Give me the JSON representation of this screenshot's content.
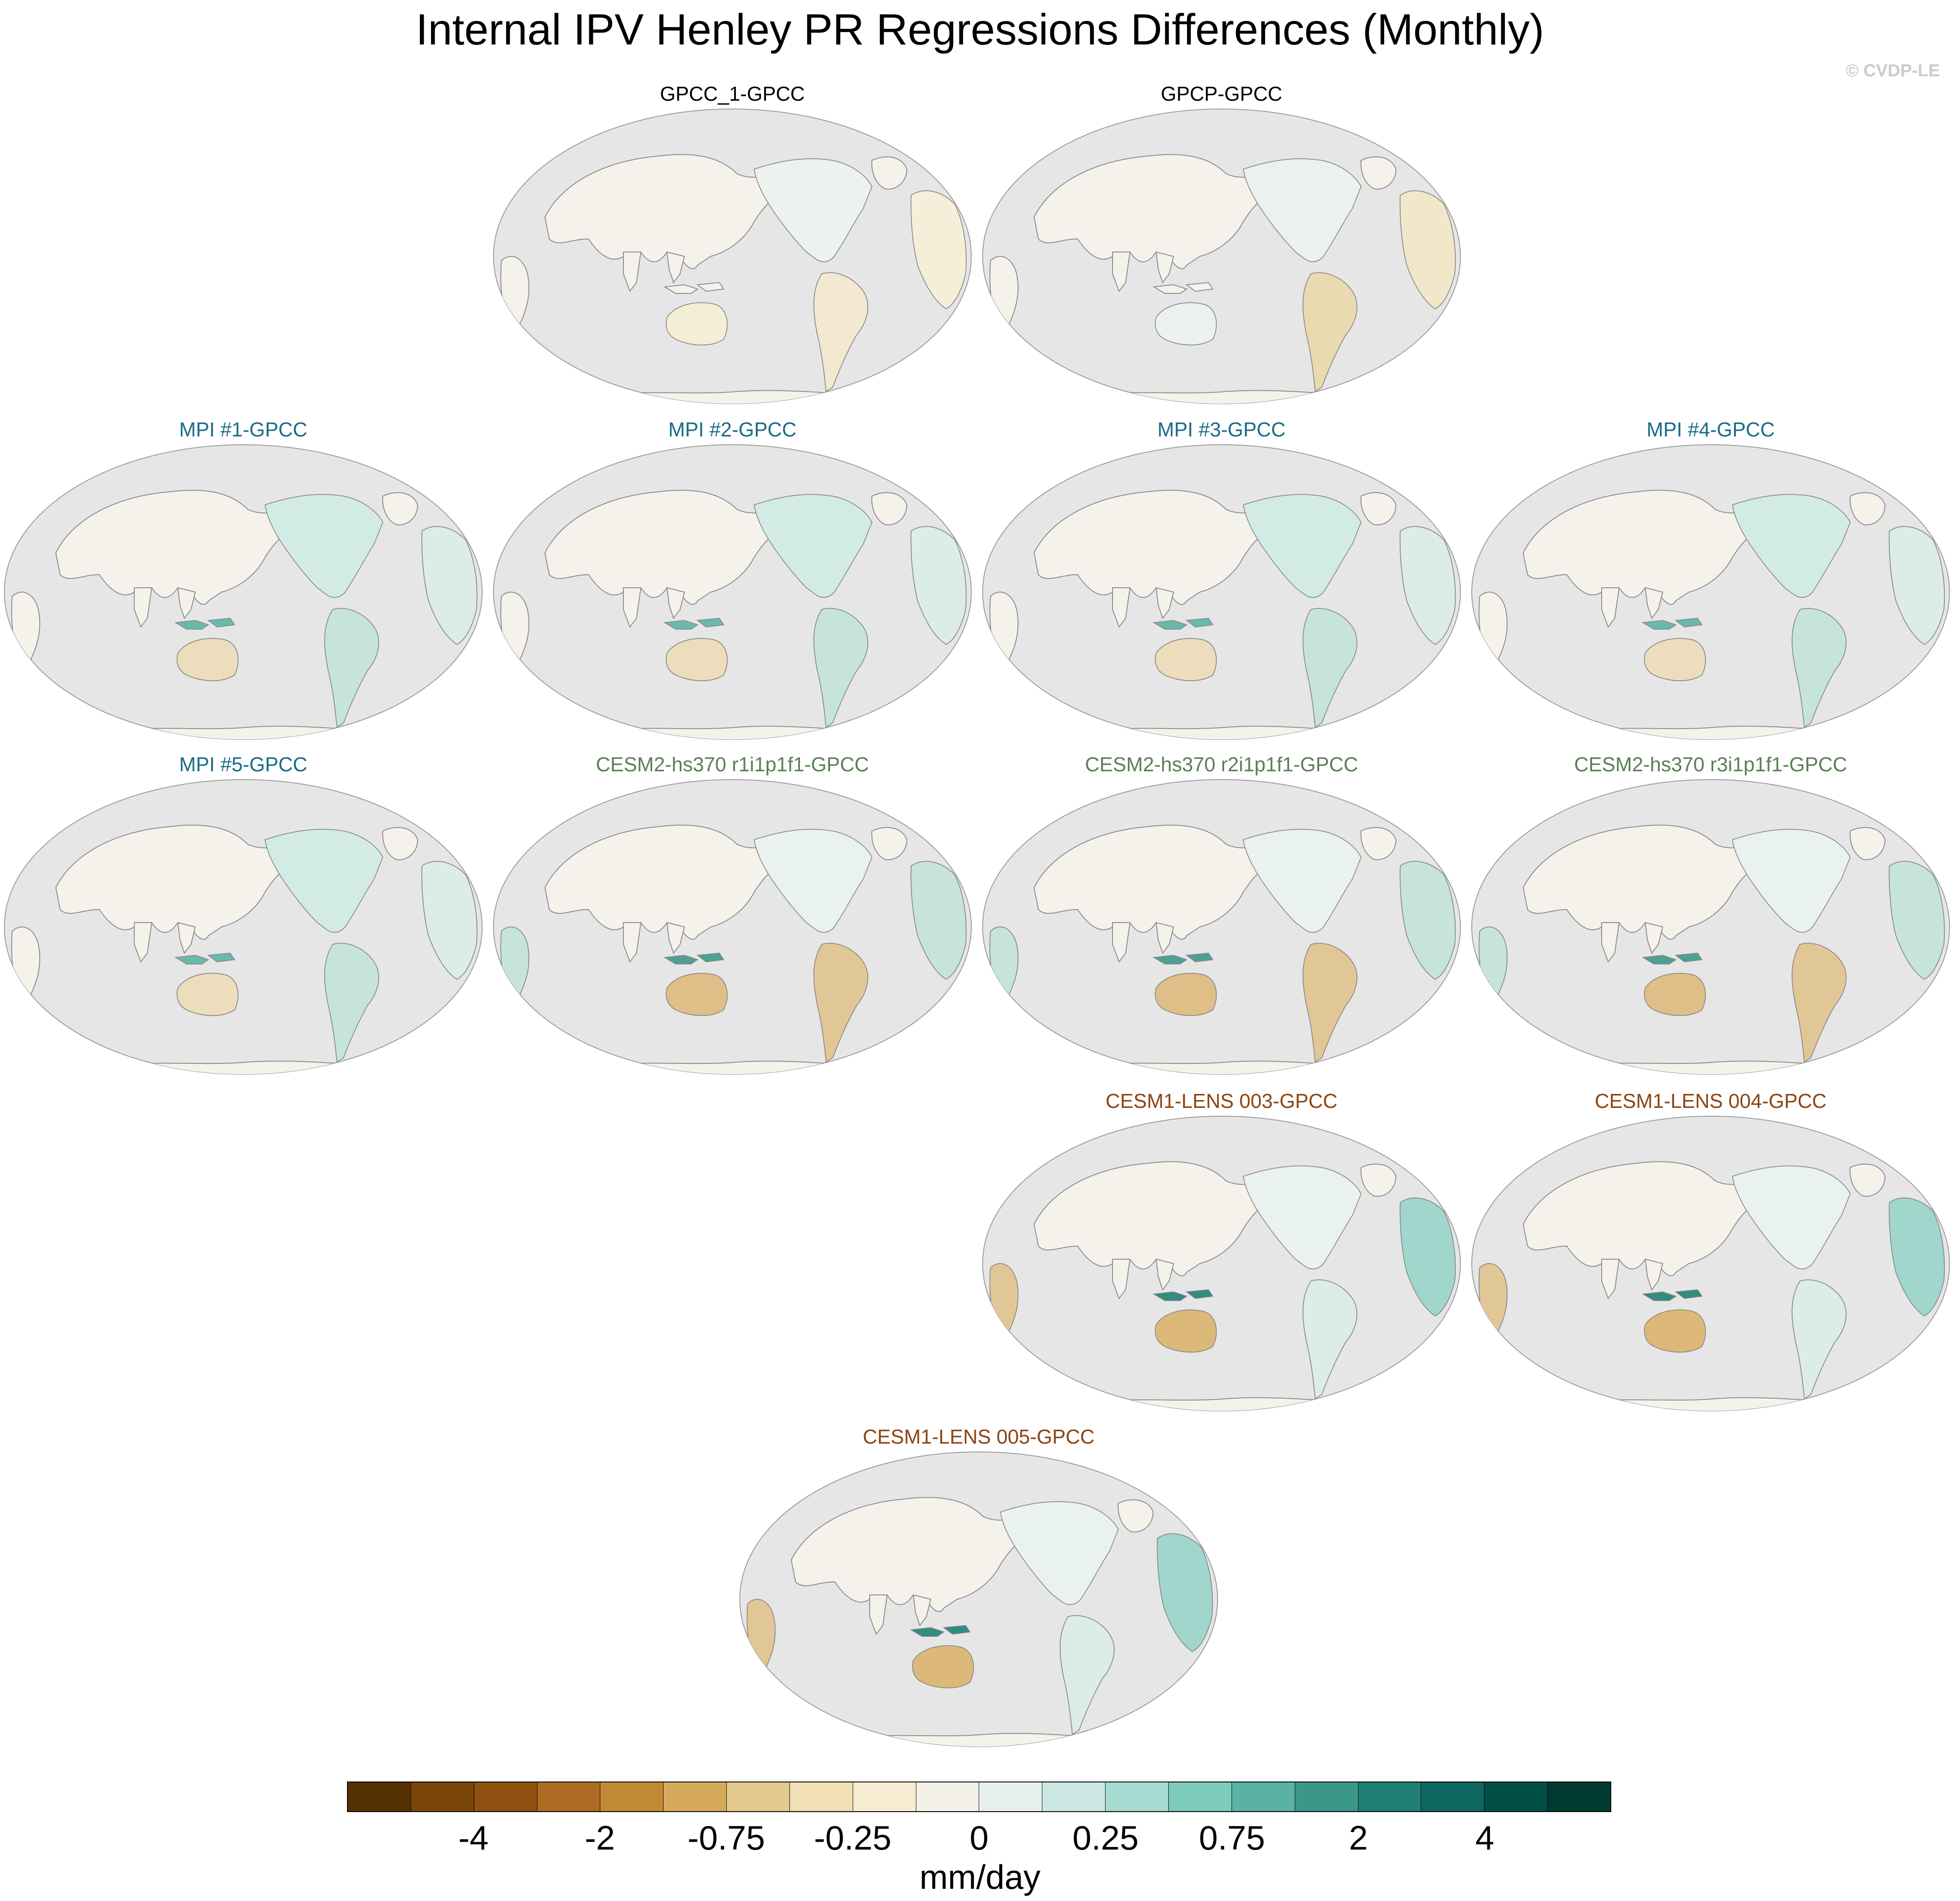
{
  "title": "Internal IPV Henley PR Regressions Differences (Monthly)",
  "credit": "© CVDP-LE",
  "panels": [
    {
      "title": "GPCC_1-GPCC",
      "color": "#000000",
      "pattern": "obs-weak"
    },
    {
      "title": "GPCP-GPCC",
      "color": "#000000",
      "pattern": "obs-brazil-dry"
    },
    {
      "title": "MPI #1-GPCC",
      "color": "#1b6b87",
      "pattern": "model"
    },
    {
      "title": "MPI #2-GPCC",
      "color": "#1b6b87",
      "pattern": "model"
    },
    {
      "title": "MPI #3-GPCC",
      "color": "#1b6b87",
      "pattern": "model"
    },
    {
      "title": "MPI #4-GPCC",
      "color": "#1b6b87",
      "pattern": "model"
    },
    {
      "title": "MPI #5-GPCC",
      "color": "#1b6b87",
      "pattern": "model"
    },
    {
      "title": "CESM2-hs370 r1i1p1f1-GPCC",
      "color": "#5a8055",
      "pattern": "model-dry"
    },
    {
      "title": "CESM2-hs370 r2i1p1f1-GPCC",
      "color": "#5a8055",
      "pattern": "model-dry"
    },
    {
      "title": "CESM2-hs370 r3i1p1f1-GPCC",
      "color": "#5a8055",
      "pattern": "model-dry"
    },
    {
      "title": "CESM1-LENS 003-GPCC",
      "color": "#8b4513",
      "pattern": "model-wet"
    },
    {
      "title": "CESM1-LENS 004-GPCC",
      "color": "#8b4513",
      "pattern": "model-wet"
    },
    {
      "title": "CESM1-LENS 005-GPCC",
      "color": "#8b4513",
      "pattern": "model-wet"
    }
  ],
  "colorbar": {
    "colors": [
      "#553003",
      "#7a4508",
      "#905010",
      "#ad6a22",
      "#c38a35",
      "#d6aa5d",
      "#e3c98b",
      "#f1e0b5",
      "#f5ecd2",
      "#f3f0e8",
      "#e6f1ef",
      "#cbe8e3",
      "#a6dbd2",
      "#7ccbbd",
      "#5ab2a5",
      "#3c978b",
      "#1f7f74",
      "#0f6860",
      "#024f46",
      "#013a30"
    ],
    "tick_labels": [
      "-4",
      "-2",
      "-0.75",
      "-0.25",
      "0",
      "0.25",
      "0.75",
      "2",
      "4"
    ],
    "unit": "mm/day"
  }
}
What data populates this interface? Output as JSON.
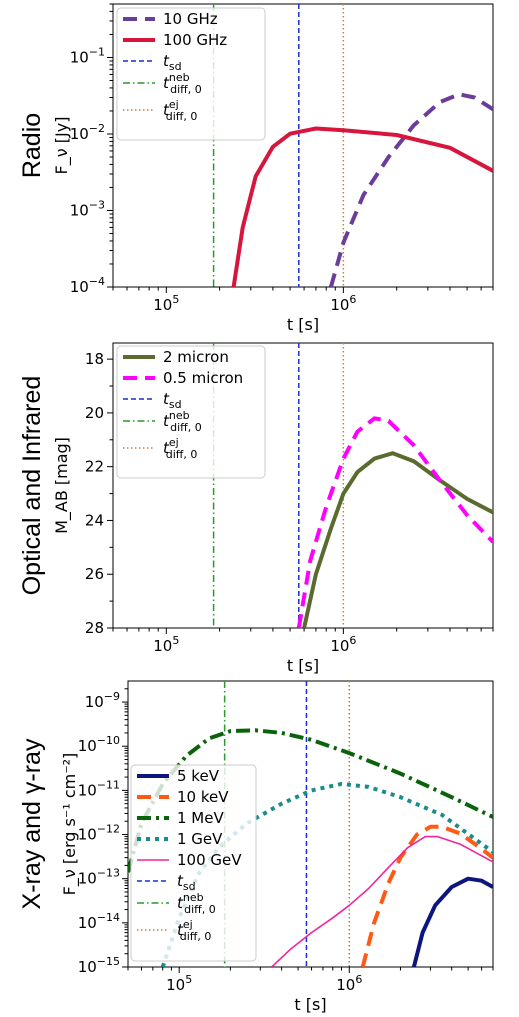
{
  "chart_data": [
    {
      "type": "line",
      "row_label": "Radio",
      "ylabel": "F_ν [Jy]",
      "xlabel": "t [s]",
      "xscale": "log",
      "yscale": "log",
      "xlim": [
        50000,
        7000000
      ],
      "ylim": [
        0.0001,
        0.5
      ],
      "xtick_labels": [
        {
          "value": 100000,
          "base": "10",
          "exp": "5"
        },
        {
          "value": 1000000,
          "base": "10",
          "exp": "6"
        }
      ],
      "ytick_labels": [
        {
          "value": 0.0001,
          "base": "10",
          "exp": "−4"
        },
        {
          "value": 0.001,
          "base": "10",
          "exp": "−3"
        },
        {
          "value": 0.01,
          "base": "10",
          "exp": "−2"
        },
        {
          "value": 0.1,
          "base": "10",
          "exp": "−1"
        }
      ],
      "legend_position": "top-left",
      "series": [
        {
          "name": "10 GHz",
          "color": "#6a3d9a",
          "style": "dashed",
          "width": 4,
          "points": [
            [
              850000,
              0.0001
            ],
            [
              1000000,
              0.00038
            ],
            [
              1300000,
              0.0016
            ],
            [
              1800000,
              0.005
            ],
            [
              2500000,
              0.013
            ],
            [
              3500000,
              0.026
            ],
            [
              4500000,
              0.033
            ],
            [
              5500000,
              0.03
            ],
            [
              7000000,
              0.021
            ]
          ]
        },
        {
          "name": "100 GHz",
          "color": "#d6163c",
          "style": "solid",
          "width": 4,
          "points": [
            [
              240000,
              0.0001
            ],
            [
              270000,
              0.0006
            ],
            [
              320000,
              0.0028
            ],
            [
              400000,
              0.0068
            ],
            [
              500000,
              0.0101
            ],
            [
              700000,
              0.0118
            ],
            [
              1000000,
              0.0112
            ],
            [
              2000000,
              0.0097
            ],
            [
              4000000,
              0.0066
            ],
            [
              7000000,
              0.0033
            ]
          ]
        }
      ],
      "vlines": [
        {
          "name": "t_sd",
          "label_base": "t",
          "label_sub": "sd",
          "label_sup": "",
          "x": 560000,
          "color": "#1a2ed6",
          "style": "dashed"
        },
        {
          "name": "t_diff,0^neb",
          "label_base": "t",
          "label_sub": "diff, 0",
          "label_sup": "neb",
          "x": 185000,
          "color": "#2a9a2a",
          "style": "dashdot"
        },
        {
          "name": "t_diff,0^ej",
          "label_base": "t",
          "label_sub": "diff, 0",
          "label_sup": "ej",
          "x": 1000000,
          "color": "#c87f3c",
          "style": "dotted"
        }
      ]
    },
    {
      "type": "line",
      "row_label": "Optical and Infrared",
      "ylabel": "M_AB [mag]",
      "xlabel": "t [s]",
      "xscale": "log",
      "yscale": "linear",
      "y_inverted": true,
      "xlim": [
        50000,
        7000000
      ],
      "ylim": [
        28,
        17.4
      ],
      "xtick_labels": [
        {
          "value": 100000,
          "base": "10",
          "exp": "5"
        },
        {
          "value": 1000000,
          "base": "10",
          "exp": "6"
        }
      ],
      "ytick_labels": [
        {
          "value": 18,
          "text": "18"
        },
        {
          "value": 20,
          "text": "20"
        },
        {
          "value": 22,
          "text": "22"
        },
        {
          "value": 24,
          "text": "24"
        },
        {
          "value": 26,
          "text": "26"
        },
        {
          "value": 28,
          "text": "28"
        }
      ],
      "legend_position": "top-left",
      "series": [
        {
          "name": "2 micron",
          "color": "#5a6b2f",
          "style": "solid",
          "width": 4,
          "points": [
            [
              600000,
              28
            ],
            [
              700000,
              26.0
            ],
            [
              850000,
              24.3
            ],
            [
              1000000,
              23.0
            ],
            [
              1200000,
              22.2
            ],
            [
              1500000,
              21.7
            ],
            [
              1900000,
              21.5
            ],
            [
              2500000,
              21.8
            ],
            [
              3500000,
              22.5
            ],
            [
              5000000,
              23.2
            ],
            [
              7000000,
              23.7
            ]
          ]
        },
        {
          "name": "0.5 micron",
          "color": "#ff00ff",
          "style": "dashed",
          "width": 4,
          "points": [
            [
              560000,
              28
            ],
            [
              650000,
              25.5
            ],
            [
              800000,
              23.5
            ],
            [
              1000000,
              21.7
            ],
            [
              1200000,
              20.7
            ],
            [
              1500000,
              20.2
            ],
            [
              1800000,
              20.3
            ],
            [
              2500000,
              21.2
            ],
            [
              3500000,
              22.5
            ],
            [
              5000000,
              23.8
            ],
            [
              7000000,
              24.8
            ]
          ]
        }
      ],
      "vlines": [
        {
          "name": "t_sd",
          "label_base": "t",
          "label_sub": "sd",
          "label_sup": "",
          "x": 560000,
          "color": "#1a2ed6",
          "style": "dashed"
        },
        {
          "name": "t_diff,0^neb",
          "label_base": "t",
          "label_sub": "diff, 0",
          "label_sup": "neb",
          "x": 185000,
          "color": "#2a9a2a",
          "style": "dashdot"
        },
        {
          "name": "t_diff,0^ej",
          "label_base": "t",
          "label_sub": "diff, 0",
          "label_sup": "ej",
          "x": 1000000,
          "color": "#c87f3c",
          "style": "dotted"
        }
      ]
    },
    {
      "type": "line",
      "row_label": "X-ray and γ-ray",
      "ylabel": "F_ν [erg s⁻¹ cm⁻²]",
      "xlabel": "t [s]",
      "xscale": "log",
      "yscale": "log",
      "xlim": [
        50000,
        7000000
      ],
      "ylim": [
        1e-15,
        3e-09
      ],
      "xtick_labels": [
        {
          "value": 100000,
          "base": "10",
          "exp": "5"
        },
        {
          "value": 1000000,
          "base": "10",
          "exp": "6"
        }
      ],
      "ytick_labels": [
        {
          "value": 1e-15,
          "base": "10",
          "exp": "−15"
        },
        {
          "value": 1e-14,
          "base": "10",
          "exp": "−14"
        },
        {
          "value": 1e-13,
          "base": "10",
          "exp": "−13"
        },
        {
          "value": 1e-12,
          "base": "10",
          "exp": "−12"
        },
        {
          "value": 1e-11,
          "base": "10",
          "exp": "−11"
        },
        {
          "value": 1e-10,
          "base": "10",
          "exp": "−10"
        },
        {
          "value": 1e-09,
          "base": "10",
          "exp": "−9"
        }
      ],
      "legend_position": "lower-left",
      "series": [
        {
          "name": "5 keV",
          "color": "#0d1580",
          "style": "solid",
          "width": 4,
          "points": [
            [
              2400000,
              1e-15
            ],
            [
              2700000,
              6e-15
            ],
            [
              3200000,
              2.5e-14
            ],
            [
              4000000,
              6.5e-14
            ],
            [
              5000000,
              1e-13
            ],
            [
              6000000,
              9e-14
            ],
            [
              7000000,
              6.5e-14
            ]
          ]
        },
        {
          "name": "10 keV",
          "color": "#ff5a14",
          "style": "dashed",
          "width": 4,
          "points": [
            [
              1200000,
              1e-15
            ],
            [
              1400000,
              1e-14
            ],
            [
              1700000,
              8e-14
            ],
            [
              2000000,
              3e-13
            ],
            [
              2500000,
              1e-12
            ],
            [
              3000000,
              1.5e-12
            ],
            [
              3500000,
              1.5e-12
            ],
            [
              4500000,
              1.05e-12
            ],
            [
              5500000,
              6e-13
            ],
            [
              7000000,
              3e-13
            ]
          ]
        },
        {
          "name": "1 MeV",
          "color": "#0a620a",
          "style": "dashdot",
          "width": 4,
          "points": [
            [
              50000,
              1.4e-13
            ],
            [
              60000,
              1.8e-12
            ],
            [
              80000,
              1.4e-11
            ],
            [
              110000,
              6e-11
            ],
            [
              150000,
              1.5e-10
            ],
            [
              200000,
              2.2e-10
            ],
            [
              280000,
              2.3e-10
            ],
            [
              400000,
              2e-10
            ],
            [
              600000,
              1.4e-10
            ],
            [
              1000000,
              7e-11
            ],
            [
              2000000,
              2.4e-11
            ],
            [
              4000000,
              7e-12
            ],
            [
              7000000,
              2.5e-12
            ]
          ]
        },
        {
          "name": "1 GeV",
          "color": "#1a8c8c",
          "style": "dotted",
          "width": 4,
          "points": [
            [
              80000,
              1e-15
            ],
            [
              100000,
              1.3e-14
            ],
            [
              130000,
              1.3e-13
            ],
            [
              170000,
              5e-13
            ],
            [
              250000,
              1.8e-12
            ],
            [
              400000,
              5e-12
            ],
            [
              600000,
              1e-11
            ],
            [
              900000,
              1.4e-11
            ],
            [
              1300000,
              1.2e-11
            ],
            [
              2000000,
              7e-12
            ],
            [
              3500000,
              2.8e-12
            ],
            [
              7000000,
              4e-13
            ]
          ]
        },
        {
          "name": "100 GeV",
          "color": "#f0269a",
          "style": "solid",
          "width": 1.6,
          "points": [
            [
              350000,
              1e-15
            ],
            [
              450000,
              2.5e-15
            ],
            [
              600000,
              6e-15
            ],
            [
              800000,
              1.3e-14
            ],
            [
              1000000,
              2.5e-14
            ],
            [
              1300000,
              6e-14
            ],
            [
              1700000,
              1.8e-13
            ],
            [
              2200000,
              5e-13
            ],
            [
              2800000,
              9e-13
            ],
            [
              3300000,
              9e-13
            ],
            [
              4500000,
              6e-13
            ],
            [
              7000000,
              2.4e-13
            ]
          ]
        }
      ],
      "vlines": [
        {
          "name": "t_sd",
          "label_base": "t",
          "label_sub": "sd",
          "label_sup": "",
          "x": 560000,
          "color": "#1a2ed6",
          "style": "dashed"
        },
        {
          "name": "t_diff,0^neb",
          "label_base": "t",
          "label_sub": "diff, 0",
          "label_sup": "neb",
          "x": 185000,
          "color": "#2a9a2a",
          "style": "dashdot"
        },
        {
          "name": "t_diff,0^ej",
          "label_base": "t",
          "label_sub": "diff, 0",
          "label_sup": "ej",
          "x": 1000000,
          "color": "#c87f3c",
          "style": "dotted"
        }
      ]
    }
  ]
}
================================
# TASK:
Locate all lines that include the word "JSON" and copy them out.

# RESPONSE BELOW:
Give me the JSON representation of this screenshot's content.
What data populates this interface? Output as JSON.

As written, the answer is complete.